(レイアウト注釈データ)
---

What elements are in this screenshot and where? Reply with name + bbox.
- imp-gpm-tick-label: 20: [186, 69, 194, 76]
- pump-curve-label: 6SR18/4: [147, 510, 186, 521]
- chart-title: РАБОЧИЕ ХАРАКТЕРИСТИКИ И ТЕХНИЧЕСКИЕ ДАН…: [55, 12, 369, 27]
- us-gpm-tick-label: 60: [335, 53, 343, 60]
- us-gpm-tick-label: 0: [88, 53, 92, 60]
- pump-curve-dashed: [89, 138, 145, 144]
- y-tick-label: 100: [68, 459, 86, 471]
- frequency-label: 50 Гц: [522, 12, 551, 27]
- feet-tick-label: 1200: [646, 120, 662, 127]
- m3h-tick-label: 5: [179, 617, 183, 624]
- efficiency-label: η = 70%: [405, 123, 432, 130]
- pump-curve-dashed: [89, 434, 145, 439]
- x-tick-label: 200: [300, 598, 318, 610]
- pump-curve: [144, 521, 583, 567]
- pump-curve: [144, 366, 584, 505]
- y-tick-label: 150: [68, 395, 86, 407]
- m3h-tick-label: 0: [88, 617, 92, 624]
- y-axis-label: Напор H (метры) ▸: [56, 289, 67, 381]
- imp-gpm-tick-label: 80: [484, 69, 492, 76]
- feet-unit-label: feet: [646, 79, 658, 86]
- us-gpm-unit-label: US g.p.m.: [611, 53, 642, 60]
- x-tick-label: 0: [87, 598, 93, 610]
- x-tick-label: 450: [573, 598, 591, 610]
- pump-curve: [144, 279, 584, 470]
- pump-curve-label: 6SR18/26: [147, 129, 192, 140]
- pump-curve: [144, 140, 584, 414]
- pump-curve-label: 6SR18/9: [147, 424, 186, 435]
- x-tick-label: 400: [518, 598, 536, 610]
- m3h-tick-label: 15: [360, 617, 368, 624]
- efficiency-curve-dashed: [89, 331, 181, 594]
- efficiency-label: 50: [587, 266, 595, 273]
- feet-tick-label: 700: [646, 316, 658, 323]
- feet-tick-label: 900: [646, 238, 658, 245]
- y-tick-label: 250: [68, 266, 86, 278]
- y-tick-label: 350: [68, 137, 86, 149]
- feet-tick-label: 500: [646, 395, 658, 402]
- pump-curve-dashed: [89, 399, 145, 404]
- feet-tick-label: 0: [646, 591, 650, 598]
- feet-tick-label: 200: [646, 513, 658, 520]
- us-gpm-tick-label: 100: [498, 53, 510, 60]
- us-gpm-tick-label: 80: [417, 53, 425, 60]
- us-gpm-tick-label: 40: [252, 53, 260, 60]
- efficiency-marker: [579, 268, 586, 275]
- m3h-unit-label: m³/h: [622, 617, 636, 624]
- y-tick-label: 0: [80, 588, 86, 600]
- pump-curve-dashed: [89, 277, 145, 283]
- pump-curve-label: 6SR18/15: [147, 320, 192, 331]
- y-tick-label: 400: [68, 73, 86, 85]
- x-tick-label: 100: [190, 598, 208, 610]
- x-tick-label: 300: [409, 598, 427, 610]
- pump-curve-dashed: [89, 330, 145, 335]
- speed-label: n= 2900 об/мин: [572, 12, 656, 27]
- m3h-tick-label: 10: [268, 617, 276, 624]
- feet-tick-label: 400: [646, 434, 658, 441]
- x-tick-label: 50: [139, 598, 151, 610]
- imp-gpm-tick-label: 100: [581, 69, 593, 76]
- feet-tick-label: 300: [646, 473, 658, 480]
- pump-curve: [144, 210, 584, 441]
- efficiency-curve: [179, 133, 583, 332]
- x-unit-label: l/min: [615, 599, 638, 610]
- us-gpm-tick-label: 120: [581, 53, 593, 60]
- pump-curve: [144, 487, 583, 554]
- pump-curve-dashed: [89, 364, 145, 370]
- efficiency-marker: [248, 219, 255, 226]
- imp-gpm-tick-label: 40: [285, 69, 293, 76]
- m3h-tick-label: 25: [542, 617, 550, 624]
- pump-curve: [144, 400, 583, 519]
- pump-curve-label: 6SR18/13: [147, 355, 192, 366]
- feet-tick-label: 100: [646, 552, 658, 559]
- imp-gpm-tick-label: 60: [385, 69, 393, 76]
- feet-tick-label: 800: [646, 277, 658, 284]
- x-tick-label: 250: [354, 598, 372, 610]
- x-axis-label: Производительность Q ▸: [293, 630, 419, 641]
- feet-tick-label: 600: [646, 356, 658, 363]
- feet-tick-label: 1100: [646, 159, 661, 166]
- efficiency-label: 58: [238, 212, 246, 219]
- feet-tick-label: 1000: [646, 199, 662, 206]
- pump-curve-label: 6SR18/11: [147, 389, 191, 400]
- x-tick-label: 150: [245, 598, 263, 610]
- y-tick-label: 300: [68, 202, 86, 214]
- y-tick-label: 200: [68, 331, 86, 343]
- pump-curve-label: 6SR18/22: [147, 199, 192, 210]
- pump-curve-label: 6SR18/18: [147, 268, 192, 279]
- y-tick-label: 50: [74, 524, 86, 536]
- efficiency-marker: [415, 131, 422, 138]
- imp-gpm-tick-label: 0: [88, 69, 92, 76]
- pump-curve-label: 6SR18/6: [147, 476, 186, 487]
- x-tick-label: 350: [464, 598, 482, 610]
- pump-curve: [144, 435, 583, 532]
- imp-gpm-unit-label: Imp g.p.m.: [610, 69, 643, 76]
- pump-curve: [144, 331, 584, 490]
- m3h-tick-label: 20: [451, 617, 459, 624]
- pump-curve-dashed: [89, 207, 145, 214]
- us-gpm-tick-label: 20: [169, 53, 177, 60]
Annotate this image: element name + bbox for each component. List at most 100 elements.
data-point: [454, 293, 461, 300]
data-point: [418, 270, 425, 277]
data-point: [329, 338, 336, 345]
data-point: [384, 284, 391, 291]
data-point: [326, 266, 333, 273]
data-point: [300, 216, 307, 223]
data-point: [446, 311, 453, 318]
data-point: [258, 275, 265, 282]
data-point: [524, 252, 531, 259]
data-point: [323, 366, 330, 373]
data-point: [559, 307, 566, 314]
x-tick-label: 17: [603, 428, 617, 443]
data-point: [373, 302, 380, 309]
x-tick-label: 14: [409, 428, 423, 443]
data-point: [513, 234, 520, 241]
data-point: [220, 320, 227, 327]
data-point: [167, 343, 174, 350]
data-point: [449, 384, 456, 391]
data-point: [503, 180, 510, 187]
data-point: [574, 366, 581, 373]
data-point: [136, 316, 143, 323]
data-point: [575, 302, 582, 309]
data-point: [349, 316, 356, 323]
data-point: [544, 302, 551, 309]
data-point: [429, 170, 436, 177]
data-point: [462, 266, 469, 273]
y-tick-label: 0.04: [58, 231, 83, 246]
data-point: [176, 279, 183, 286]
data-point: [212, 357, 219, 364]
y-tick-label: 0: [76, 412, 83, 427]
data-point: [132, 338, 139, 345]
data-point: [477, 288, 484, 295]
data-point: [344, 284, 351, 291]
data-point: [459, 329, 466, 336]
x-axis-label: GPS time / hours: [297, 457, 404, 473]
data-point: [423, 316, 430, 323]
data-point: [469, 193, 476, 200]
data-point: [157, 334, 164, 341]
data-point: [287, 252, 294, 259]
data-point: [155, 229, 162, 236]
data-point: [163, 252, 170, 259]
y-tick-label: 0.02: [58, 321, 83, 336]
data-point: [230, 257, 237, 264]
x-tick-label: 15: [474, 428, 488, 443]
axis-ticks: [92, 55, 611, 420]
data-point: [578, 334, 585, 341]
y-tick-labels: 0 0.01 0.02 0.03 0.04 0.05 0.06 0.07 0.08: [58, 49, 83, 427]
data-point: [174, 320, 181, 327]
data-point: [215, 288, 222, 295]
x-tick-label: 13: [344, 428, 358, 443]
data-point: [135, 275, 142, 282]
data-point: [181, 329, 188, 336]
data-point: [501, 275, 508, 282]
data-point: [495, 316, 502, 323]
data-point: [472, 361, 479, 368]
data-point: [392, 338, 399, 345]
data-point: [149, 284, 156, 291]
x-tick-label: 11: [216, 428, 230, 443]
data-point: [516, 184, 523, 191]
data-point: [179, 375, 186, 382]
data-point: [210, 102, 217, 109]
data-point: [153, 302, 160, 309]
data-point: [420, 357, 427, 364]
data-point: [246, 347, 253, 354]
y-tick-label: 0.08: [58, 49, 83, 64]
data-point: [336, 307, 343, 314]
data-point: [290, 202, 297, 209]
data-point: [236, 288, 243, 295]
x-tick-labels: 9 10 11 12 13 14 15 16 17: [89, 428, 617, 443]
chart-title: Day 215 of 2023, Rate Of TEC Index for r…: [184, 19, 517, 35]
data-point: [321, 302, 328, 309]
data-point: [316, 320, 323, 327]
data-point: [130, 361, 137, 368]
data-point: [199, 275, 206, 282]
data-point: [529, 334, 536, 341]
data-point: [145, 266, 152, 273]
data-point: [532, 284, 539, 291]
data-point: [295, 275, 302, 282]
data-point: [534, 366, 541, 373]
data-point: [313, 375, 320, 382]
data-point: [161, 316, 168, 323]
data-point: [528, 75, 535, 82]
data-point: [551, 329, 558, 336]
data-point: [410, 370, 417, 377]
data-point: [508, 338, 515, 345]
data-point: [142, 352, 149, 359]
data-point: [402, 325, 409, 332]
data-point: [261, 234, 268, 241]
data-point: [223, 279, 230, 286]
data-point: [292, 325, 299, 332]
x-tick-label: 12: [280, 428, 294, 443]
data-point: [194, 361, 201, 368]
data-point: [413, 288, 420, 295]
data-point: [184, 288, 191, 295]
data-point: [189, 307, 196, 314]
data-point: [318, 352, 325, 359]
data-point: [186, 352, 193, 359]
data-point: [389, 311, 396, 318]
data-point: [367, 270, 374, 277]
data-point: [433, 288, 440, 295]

---

- **課題の目的**
資料の冒頭から「- y-tick-label: 150: [68, 395, 86, 407]」を含む行まで（両端の行を含む）を、「frequency-label」を「hz-label」に差し替えて書き直してください。それ以外は一切変えず、この範囲の行だけを示すこと。

- **課題の結果**
What elements are in this screenshot and where? Reply with name + bbox.
- imp-gpm-tick-label: 20: [186, 69, 194, 76]
- pump-curve-label: 6SR18/4: [147, 510, 186, 521]
- chart-title: РАБОЧИЕ ХАРАКТЕРИСТИКИ И ТЕХНИЧЕСКИЕ ДАН…: [55, 12, 369, 27]
- us-gpm-tick-label: 60: [335, 53, 343, 60]
- us-gpm-tick-label: 0: [88, 53, 92, 60]
- pump-curve-dashed: [89, 138, 145, 144]
- y-tick-label: 100: [68, 459, 86, 471]
- hz-label: 50 Гц: [522, 12, 551, 27]
- feet-tick-label: 1200: [646, 120, 662, 127]
- m3h-tick-label: 5: [179, 617, 183, 624]
- efficiency-label: η = 70%: [405, 123, 432, 130]
- pump-curve-dashed: [89, 434, 145, 439]
- x-tick-label: 200: [300, 598, 318, 610]
- pump-curve: [144, 521, 583, 567]
- pump-curve: [144, 366, 584, 505]
- y-tick-label: 150: [68, 395, 86, 407]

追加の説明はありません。